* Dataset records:
——

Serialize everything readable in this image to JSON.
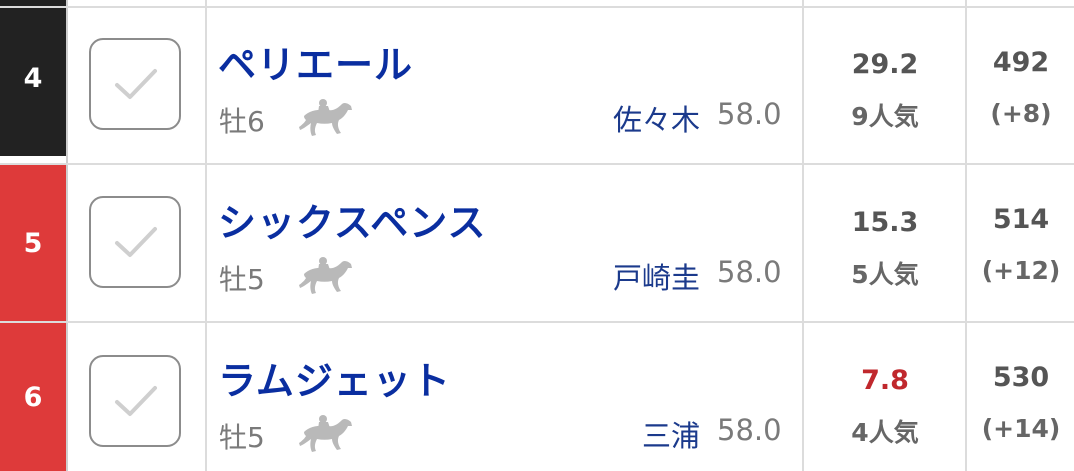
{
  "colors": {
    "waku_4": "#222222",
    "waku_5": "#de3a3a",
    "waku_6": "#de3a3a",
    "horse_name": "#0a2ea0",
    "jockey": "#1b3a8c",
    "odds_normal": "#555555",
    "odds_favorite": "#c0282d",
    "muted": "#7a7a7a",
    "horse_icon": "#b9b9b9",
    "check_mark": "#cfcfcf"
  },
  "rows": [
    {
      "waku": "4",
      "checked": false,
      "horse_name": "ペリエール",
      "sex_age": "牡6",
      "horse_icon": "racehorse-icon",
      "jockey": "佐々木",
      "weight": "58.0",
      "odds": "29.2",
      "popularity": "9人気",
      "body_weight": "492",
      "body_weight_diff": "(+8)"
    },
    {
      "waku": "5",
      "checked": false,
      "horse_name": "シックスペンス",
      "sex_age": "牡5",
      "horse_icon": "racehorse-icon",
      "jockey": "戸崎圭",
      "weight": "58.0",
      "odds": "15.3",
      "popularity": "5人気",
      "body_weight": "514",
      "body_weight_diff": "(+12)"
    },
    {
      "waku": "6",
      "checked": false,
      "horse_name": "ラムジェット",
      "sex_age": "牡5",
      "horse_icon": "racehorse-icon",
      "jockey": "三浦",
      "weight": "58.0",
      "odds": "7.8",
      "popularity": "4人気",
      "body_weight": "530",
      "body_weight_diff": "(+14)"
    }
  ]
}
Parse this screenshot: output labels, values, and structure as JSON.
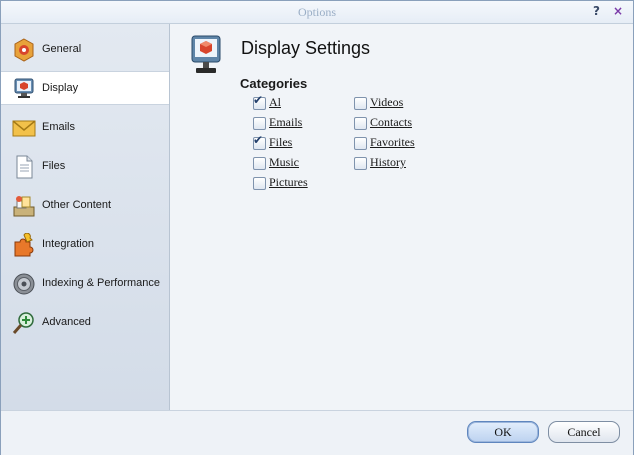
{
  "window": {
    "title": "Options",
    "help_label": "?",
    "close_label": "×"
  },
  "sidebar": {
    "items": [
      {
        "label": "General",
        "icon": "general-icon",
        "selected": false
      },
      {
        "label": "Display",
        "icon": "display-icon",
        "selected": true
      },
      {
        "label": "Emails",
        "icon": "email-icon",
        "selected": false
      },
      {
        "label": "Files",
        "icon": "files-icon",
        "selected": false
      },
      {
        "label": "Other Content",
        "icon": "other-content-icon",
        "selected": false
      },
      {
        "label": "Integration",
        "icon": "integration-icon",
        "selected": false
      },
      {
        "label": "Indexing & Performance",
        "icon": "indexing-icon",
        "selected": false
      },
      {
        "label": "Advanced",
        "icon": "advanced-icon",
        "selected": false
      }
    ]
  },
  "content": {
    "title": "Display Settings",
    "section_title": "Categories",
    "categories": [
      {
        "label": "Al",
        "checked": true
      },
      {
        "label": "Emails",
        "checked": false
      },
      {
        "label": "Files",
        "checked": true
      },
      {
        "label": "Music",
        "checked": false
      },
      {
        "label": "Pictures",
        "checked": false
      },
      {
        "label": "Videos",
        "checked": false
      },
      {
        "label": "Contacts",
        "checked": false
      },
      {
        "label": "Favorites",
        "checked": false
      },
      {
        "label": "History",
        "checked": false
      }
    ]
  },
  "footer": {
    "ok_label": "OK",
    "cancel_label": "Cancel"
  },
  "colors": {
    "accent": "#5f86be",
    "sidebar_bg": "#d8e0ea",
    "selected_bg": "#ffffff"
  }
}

——

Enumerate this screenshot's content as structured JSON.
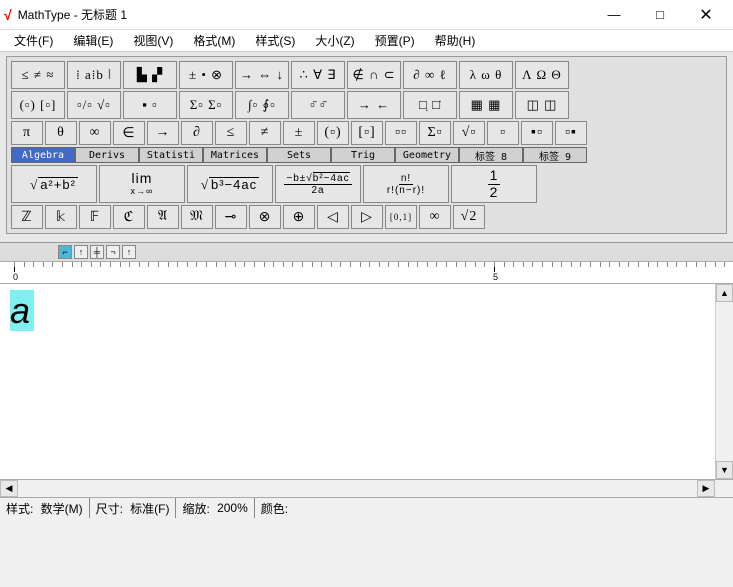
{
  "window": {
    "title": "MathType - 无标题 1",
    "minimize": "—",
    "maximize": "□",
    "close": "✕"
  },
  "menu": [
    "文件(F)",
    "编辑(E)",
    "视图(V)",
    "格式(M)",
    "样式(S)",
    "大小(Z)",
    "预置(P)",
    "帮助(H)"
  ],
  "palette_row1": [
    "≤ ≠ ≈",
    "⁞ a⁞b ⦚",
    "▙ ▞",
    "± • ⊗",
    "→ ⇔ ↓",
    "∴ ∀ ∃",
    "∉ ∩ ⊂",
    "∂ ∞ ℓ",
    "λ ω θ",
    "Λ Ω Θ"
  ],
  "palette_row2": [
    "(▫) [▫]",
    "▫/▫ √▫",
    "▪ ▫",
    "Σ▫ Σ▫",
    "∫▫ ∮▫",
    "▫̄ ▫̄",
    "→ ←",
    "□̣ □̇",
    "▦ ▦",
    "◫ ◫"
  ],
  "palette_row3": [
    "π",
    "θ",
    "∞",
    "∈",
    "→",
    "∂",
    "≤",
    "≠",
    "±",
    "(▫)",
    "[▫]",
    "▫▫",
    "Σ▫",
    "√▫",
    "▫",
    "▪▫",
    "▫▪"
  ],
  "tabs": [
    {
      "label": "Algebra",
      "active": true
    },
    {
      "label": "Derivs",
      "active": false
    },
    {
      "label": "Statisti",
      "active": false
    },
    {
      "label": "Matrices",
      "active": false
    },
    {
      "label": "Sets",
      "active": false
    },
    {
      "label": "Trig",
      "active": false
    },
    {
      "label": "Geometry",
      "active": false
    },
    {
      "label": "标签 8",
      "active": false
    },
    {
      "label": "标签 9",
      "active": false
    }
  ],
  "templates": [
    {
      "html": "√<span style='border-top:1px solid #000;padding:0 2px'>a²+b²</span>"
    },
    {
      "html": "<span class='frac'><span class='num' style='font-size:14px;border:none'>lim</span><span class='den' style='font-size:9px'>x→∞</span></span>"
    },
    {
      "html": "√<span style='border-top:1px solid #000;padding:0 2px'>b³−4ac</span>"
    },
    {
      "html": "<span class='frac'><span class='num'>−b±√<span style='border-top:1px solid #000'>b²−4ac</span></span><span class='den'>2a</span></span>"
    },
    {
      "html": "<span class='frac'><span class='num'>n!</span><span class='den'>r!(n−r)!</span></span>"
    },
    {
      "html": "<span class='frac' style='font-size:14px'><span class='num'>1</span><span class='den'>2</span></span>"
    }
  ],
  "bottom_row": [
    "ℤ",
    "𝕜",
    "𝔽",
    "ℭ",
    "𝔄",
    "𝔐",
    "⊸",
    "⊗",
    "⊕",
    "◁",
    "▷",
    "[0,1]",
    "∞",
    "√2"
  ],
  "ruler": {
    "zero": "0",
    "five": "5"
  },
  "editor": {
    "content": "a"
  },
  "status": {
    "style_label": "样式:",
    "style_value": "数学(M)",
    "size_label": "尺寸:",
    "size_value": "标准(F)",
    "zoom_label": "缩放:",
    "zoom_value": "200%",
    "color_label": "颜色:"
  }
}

——

Each line above that holds the string "font" should be copied and shown.

* Task solution:
      "html": "<span class='frac'><span class='num' style='font-size:14px;border:none'>lim</span><span class='den' style='font-size:9px'>x→∞</span></span>"
      "html": "<span class='frac' style='font-size:14px'><span class='num'>1</span><span class='den'>2</span></span>"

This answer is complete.